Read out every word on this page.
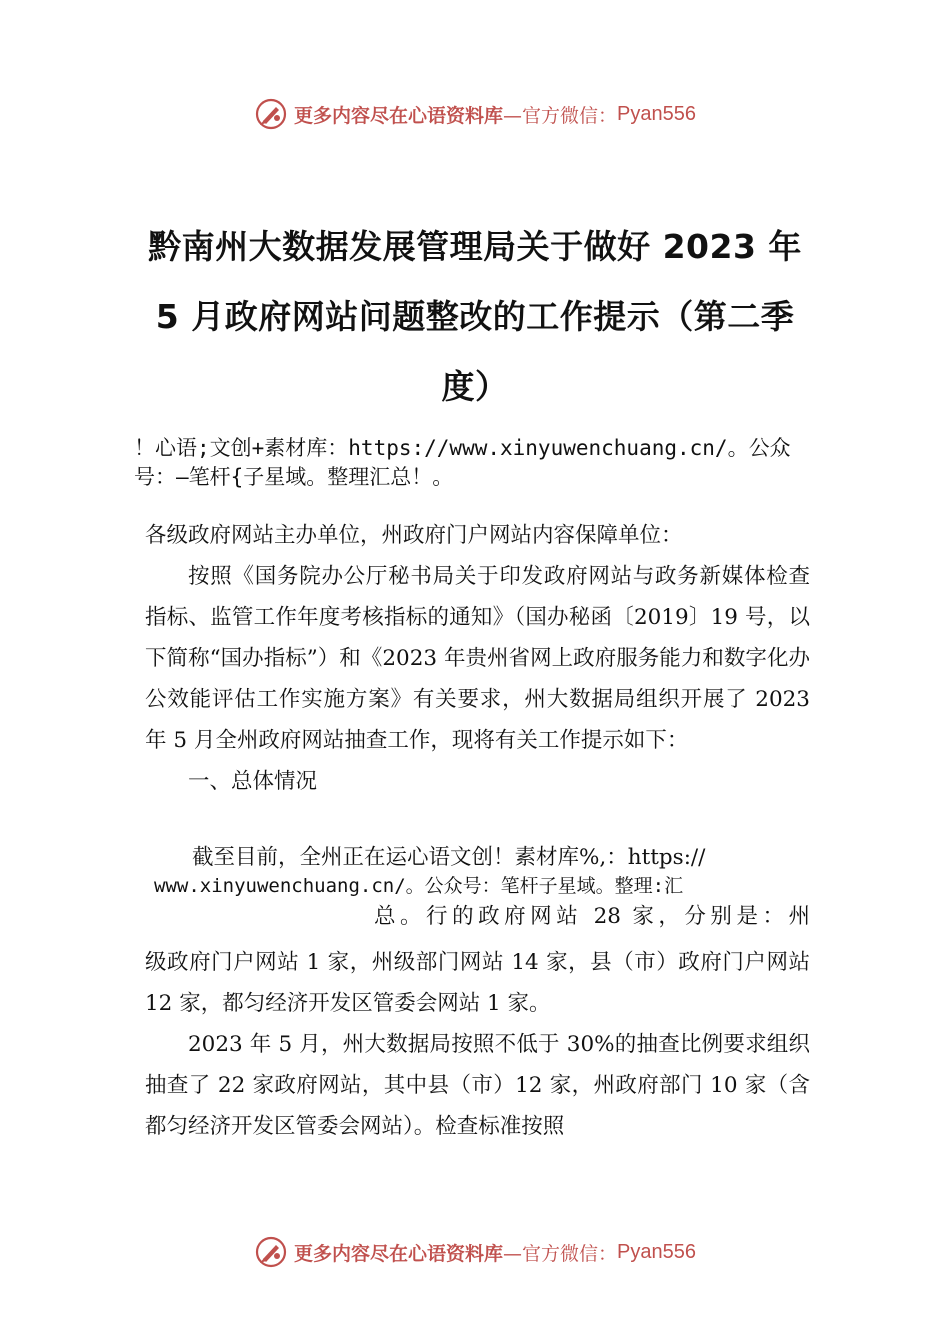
更多内容尽在心语资料库 —官方微信： Pyan556
黔南州大数据发展管理局关于做好 2023 年
5 月政府网站问题整改的工作提示（第二季
度）
！心语;文创+素材库：https://www.xinyuwenchuang.cn/。公众号：—笔杆{子星域。整理汇总！。

各级政府网站主办单位，州政府门户网站内容保障单位：

按照《国务院办公厅秘书局关于印发政府网站与政务新媒体检查指标、监管工作年度考核指标的通知》（国办秘函〔2019〕19 号，以下简称“国办指标”）和《2023 年贵州省网上政府服务能力和数字化办公效能评估工作实施方案》有关要求，州大数据局组织开展了 2023 年 5 月全州政府网站抽查工作，现将有关工作提示如下：

一、总体情况

截至目前，全州正在运心语文创！素材库%,：https://
www.xinyuwenchuang.cn/。公众号：笔杆子星域。整理:汇
总。行的政府网站 28 家，分别是：州

级政府门户网站 1 家，州级部门网站 14 家，县（市）政府门户网站 12 家，都匀经济开发区管委会网站 1 家。

2023 年 5 月，州大数据局按照不低于 30%的抽查比例要求组织抽查了 22 家政府网站，其中县（市）12 家，州政府部门 10 家（含都匀经济开发区管委会网站）。检查标准按照

更多内容尽在心语资料库 —官方微信： Pyan556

^^^^^^^^

**WHAT YOU HAVE TO DO**
Each line of the data that includes the word "xinyuwenchuang" counts once; report the total and nothing more.

**OUTPUT FOR THIS TASK**
2